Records
┄┄┄┄┄┄
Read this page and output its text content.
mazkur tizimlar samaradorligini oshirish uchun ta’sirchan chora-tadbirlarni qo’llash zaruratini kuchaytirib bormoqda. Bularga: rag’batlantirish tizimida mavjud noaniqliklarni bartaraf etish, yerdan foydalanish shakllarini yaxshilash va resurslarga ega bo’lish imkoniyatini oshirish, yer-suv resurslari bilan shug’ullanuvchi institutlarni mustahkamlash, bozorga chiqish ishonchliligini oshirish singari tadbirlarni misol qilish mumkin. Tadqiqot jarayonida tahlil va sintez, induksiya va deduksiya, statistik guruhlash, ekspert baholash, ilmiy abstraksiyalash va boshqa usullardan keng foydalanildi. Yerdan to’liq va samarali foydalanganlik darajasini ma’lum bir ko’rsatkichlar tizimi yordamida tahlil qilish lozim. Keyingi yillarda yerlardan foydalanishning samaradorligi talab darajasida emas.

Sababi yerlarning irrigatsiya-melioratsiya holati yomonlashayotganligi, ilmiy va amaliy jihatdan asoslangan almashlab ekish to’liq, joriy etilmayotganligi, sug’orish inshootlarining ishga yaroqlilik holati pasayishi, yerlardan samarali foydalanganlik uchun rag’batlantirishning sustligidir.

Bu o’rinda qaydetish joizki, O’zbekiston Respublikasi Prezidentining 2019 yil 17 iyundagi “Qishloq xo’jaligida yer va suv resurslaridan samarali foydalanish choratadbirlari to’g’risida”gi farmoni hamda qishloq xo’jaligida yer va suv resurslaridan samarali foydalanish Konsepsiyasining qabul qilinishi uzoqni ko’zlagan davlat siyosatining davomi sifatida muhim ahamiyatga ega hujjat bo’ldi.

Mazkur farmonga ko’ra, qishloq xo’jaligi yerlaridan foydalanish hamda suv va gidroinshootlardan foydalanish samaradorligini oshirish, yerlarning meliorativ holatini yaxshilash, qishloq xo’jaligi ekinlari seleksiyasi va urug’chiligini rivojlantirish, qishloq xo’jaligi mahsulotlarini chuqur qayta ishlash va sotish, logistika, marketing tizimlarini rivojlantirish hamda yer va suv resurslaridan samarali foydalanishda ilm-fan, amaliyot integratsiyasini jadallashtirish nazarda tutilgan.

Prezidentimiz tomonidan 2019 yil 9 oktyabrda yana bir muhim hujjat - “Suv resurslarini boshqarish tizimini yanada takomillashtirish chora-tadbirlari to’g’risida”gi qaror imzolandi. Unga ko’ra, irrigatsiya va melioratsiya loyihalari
┄┄┄┄┄┄
**Exercise requirements**:
Give the count of lines in the data shown above that contain "melioratsiya", and nothing else.

**The reply**:
2